WHAT YOU NEED TO DO: Retype each record below word for word. Leave the pictures out.

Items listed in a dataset
-- begin --
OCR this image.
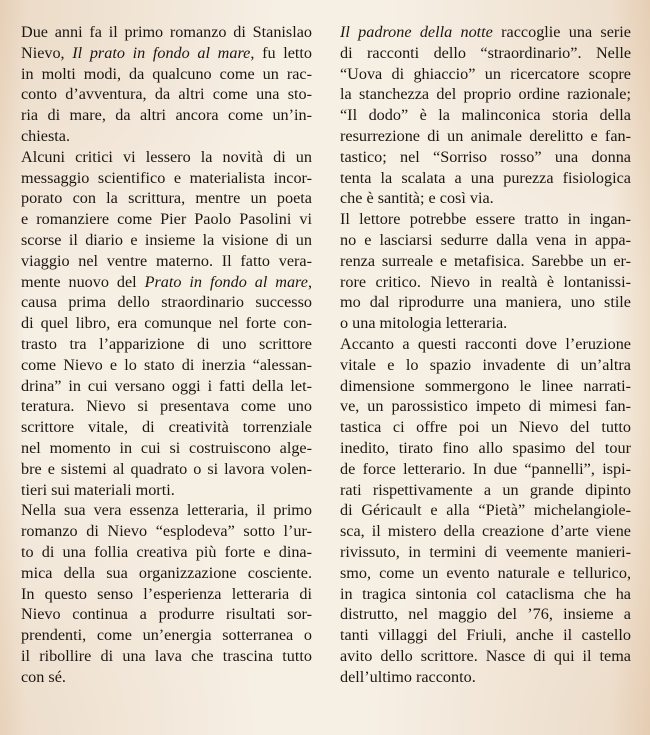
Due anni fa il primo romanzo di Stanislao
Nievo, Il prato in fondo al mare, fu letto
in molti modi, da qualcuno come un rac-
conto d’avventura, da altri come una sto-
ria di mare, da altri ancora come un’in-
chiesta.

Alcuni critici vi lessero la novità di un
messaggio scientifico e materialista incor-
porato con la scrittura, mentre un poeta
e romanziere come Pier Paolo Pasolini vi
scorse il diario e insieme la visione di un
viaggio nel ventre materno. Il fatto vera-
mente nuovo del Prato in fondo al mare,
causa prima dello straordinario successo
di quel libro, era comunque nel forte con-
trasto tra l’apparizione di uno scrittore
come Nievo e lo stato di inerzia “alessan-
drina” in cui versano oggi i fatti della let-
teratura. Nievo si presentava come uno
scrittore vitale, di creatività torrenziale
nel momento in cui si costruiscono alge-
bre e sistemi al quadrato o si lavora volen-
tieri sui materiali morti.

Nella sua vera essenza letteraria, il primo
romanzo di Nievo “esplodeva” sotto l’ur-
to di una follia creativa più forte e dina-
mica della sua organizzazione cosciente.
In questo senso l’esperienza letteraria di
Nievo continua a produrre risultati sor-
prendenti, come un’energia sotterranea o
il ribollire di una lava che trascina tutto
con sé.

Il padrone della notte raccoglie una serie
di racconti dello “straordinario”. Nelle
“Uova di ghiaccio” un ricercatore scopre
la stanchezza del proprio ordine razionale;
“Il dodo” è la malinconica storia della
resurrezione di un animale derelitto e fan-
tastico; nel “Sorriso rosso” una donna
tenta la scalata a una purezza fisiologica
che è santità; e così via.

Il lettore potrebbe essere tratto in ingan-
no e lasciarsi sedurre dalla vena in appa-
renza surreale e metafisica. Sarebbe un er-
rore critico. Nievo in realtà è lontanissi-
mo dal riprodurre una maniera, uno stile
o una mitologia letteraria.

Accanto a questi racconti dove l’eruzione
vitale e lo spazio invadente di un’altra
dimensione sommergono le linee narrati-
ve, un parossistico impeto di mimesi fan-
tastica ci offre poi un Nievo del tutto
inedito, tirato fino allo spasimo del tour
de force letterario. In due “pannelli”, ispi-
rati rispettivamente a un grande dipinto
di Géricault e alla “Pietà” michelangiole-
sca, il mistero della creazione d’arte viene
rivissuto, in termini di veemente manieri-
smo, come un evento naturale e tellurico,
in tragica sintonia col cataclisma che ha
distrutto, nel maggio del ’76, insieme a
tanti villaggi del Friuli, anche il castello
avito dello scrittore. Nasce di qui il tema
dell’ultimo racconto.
-- end --
FULL SOLUTION:
OCR this image.
Due anni fa il primo romanzo di Stanislao
Nievo, Il prato in fondo al mare, fu letto
in molti modi, da qualcuno come un rac-
conto d’avventura, da altri come una sto-
ria di mare, da altri ancora come un’in-
chiesta.

Alcuni critici vi lessero la novità di un
messaggio scientifico e materialista incor-
porato con la scrittura, mentre un poeta
e romanziere come Pier Paolo Pasolini vi
scorse il diario e insieme la visione di un
viaggio nel ventre materno. Il fatto vera-
mente nuovo del Prato in fondo al mare,
causa prima dello straordinario successo
di quel libro, era comunque nel forte con-
trasto tra l’apparizione di uno scrittore
come Nievo e lo stato di inerzia “alessan-
drina” in cui versano oggi i fatti della let-
teratura. Nievo si presentava come uno
scrittore vitale, di creatività torrenziale
nel momento in cui si costruiscono alge-
bre e sistemi al quadrato o si lavora volen-
tieri sui materiali morti.

Nella sua vera essenza letteraria, il primo
romanzo di Nievo “esplodeva” sotto l’ur-
to di una follia creativa più forte e dina-
mica della sua organizzazione cosciente.
In questo senso l’esperienza letteraria di
Nievo continua a produrre risultati sor-
prendenti, come un’energia sotterranea o
il ribollire di una lava che trascina tutto
con sé.

Il padrone della notte raccoglie una serie
di racconti dello “straordinario”. Nelle
“Uova di ghiaccio” un ricercatore scopre
la stanchezza del proprio ordine razionale;
“Il dodo” è la malinconica storia della
resurrezione di un animale derelitto e fan-
tastico; nel “Sorriso rosso” una donna
tenta la scalata a una purezza fisiologica
che è santità; e così via.

Il lettore potrebbe essere tratto in ingan-
no e lasciarsi sedurre dalla vena in appa-
renza surreale e metafisica. Sarebbe un er-
rore critico. Nievo in realtà è lontanissi-
mo dal riprodurre una maniera, uno stile
o una mitologia letteraria.

Accanto a questi racconti dove l’eruzione
vitale e lo spazio invadente di un’altra
dimensione sommergono le linee narrati-
ve, un parossistico impeto di mimesi fan-
tastica ci offre poi un Nievo del tutto
inedito, tirato fino allo spasimo del tour
de force letterario. In due “pannelli”, ispi-
rati rispettivamente a un grande dipinto
di Géricault e alla “Pietà” michelangiole-
sca, il mistero della creazione d’arte viene
rivissuto, in termini di veemente manieri-
smo, come un evento naturale e tellurico,
in tragica sintonia col cataclisma che ha
distrutto, nel maggio del ’76, insieme a
tanti villaggi del Friuli, anche il castello
avito dello scrittore. Nasce di qui il tema
dell’ultimo racconto.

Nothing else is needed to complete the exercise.